- **Work task 1**: Retype the part of the heart rate variability passage between "Time-varying vagal-related HRV" and "rMSSD30s after Sub than Supra (P = 0.07).", inclusive.
- **Work task 2**: According to the heart rate variability passage, which blood measure was a significant determinant of LnHF following Supra?

*** Opening of Reading passage ***

Time-varying vagal-related HRV index
Figure 5 illustrates the time course of the time-varying Ln rMSSD30s in N and H. For Sub, Ln rMSSD30s was greater in N compared with H (main “condition” effect, P = 0.003). A “time” effect was also noted (P < 0.001). For Supra, no difference was found between conditions (main “condition” effect, P = 0.76), only a “time” effect was noted (P < 0.001). Analysis of the relative changes between H and N showed that H tended to have a greater effect on Ln rMSSD30s after Sub than Supra (P = 0.07).
Figure 5. Mean ± SD for the natural logarithm of the square root of the mean sum of the squared differences between adjacent normal R–R intervals measured on successive 30-s segments (Ln rMSSD30s) during the 15-min post-exercise recovery period, as calculated for participants in H (hypoxia, filled triangles and circles for Sub and Supra, respectively), or in N (normoxia, open triangles and circles for Sub and Supra, respectively). For figure clarity error bars were not presented. *: Significant general effect of condition. Analysis of the relative changes between H and N showed that H tended to have a greater effect after Sub than Supra (P = 0.07).
Relationships between HR-derived indices, blood gases, and pH
The correlations between post-exercise HR-derived indices and blood variables are presented in Tables 2 and 3. There were small-to-moderate correlations between vagal-related HRV indices and PaO2 following Sub. Following Supra, small-to-very large correlations were noted between vagal-related HRV indices and blood variables. The stepwise multiple regression analysis showed that none of the selected blood measures could determine LnHF values following Sub. In contrast, pH (P < 0.001, r2 = 0.20; moderate relationship; P = 0.001) was a significant determinant of LnHF following Supra. When all data was pooled (i.e., Sub and Supra). pH (P < 0.001) and PCO2 (P = 0.002) accounted for the greater proportion of total variance (r2 = 0.51; very large relationship; P < 0.001).
Table 2. Correlations between post-exercise HRR and HRV indices and blood variables following submaximal (Sub) and supramaximal (Supra) exercise.

*** Close of Reading passage ***
*** Opening of Available data ***

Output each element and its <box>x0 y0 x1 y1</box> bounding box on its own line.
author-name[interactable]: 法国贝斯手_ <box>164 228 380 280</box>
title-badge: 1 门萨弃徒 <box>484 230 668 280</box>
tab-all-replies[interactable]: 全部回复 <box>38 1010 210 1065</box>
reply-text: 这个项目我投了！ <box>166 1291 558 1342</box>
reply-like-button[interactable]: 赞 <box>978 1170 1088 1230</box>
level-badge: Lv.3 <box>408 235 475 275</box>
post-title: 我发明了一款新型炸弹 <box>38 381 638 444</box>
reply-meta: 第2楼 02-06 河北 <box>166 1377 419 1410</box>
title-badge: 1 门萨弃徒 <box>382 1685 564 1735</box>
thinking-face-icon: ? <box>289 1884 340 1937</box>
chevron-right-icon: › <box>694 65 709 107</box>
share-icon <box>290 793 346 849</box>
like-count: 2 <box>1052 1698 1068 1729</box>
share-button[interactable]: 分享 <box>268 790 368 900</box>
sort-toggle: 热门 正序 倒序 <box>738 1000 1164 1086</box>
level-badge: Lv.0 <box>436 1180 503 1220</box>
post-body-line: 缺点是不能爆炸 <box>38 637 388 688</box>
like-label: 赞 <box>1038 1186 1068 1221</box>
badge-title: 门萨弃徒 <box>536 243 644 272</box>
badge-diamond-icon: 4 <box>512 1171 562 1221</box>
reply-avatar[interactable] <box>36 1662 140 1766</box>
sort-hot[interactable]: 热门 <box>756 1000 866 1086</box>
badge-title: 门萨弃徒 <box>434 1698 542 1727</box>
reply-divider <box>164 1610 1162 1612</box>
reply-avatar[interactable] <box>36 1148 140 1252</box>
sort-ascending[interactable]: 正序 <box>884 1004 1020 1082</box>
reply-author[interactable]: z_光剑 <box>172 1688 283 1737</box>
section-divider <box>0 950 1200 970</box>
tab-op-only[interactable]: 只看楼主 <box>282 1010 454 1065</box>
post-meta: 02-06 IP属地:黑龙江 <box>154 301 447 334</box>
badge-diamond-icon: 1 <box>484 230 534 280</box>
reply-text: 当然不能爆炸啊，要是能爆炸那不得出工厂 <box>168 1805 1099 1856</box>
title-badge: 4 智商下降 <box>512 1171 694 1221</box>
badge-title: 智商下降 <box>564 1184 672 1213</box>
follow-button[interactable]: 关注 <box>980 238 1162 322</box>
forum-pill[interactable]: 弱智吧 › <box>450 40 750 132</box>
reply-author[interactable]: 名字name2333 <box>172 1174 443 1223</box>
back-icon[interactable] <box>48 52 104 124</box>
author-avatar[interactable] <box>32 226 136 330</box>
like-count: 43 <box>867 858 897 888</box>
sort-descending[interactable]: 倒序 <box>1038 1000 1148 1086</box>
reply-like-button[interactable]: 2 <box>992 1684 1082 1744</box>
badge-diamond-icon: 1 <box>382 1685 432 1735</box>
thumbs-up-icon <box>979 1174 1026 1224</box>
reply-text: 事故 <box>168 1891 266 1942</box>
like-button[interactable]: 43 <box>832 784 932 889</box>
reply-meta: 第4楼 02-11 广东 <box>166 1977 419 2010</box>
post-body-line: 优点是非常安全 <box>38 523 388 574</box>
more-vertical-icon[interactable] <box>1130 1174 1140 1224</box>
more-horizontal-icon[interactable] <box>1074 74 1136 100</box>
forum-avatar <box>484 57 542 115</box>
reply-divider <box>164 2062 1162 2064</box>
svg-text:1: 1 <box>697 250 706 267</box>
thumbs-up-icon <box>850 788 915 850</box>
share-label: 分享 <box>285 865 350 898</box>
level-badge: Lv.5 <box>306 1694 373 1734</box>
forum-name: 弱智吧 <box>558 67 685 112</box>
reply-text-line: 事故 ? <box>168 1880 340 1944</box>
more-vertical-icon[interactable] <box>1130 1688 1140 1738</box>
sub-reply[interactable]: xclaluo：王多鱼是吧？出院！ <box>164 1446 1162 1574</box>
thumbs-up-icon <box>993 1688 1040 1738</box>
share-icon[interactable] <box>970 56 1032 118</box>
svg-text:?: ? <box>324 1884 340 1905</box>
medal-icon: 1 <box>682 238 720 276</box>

*** Close of Available data ***

- **Final answer 1**:
Time-varying vagal-related HRV index
Figure 5 illustrates the time course of the time-varying Ln rMSSD30s in N and H. For Sub, Ln rMSSD30s was greater in N compared with H (main “condition” effect, P = 0.003). A “time” effect was also noted (P < 0.001). For Supra, no difference was found between conditions (main “condition” effect, P = 0.76), only a “time” effect was noted (P < 0.001). Analysis of the relative changes between H and N showed that H tended to have a greater effect on Ln rMSSD30s after Sub than Supra (P = 0.07).

- **Final answer 2**: pH